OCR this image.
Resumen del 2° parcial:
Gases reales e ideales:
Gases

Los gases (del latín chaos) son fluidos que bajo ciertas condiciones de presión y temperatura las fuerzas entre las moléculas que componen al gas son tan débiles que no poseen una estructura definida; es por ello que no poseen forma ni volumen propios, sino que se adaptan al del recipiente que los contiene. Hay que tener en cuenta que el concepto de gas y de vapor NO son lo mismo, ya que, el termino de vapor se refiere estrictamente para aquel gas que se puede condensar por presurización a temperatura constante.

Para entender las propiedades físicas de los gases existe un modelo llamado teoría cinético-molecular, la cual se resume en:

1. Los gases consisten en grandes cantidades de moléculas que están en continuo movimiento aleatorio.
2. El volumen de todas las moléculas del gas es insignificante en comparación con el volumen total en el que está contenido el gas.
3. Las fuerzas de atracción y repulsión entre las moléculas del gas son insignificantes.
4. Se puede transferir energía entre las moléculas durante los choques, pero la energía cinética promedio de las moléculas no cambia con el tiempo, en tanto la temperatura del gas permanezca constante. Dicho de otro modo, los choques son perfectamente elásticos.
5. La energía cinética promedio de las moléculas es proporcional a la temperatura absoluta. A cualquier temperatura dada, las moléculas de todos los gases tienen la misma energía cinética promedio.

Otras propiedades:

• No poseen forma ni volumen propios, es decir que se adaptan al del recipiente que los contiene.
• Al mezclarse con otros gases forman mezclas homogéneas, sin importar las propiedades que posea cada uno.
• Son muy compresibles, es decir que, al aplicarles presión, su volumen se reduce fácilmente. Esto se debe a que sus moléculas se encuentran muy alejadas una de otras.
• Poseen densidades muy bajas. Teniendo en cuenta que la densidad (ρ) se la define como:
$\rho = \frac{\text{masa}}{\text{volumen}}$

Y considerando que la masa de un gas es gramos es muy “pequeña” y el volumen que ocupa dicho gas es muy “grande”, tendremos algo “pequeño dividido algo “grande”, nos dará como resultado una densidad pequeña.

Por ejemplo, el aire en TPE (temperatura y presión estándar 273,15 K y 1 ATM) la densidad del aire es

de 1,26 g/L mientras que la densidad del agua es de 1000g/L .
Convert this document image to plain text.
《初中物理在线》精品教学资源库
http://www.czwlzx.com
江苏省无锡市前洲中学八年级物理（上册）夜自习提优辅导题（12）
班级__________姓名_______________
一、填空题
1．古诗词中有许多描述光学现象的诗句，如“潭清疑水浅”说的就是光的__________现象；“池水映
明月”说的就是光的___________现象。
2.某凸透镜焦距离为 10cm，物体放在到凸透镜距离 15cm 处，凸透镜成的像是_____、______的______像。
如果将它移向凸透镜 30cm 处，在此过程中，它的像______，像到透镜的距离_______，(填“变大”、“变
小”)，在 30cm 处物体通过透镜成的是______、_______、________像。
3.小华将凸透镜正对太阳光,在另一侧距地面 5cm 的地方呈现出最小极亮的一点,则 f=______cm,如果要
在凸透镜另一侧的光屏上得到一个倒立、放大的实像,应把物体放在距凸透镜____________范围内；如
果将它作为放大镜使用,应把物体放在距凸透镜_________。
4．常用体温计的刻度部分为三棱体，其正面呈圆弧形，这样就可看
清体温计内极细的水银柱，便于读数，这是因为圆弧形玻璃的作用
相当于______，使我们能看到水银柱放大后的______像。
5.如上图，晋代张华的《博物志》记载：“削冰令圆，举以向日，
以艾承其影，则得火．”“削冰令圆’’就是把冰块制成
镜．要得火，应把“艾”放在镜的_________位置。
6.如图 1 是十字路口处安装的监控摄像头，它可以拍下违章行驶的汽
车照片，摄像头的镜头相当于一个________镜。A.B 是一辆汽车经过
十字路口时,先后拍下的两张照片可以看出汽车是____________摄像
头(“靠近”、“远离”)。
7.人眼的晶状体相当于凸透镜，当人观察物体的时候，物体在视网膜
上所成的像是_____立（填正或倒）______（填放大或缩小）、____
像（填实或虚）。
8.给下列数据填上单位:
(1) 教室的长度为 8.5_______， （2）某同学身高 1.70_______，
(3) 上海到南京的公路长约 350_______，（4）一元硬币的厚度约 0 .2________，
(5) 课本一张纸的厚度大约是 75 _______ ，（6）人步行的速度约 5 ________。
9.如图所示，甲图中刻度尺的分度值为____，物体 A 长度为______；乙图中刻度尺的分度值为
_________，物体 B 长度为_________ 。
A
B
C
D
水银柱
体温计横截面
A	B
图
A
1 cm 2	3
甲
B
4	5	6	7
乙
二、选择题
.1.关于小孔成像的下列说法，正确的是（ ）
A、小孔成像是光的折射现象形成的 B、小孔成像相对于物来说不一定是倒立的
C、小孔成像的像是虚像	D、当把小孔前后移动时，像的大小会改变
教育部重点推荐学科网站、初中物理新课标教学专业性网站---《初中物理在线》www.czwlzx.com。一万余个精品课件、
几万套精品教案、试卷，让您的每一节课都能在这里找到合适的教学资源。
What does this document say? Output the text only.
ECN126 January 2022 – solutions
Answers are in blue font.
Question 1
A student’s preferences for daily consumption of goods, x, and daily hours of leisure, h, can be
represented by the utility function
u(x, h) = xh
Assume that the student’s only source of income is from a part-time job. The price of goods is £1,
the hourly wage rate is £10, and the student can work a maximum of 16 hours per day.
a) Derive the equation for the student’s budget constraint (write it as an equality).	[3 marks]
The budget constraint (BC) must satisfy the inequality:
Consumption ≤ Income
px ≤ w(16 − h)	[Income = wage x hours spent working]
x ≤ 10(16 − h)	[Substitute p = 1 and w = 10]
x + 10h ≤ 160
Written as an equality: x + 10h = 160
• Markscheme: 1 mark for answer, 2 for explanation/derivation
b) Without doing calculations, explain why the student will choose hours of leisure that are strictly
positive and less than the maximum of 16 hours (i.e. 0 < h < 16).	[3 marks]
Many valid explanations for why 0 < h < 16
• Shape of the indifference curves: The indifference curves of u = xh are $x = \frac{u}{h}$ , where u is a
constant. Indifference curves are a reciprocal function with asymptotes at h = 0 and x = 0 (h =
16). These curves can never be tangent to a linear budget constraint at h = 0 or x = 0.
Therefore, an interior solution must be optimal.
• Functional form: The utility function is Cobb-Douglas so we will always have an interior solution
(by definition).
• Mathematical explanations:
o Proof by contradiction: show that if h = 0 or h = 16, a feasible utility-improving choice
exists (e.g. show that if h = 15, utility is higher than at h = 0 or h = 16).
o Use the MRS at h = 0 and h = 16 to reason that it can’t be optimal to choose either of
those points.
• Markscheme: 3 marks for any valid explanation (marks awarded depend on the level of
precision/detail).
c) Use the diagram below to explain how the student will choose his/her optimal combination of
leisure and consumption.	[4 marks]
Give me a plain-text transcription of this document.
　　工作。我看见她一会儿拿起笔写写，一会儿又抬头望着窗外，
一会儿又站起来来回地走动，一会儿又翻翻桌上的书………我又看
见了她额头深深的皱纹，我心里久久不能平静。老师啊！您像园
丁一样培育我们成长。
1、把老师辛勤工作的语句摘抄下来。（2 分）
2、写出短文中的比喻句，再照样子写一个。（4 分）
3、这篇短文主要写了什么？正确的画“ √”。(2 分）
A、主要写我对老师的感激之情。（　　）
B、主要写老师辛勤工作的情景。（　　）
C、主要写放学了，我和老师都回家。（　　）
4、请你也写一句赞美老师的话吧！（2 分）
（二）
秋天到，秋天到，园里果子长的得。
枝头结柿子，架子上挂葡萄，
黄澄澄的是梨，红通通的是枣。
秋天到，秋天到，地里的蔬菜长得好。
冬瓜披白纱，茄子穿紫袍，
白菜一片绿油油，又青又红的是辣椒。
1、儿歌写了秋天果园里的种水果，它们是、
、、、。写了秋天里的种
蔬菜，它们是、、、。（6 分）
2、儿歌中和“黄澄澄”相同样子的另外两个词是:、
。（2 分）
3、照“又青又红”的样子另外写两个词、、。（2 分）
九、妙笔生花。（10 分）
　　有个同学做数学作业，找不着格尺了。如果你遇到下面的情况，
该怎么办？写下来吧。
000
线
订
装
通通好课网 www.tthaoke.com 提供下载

### EXERCISE TASK:
Starting with the line that contains "Give me a plain-text", return each line through the last one of the data above, exactly as written and nothing more.

### THE ANSWER:
Give me a plain-text transcription of this document.
　　工作。我看见她一会儿拿起笔写写，一会儿又抬头望着窗外，
一会儿又站起来来回地走动，一会儿又翻翻桌上的书………我又看
见了她额头深深的皱纹，我心里久久不能平静。老师啊！您像园
丁一样培育我们成长。
1、把老师辛勤工作的语句摘抄下来。（2 分）
2、写出短文中的比喻句，再照样子写一个。（4 分）
3、这篇短文主要写了什么？正确的画“ √”。(2 分）
A、主要写我对老师的感激之情。（　　）
B、主要写老师辛勤工作的情景。（　　）
C、主要写放学了，我和老师都回家。（　　）
4、请你也写一句赞美老师的话吧！（2 分）
（二）
秋天到，秋天到，园里果子长的得。
枝头结柿子，架子上挂葡萄，
黄澄澄的是梨，红通通的是枣。
秋天到，秋天到，地里的蔬菜长得好。
冬瓜披白纱，茄子穿紫袍，
白菜一片绿油油，又青又红的是辣椒。
1、儿歌写了秋天果园里的种水果，它们是、
、、、。写了秋天里的种
蔬菜，它们是、、、。（6 分）
2、儿歌中和“黄澄澄”相同样子的另外两个词是:、
。（2 分）
3、照“又青又红”的样子另外写两个词、、。（2 分）
九、妙笔生花。（10 分）
　　有个同学做数学作业，找不着格尺了。如果你遇到下面的情况，
该怎么办？写下来吧。
000
线
订
装
通通好课网 www.tthaoke.com 提供下载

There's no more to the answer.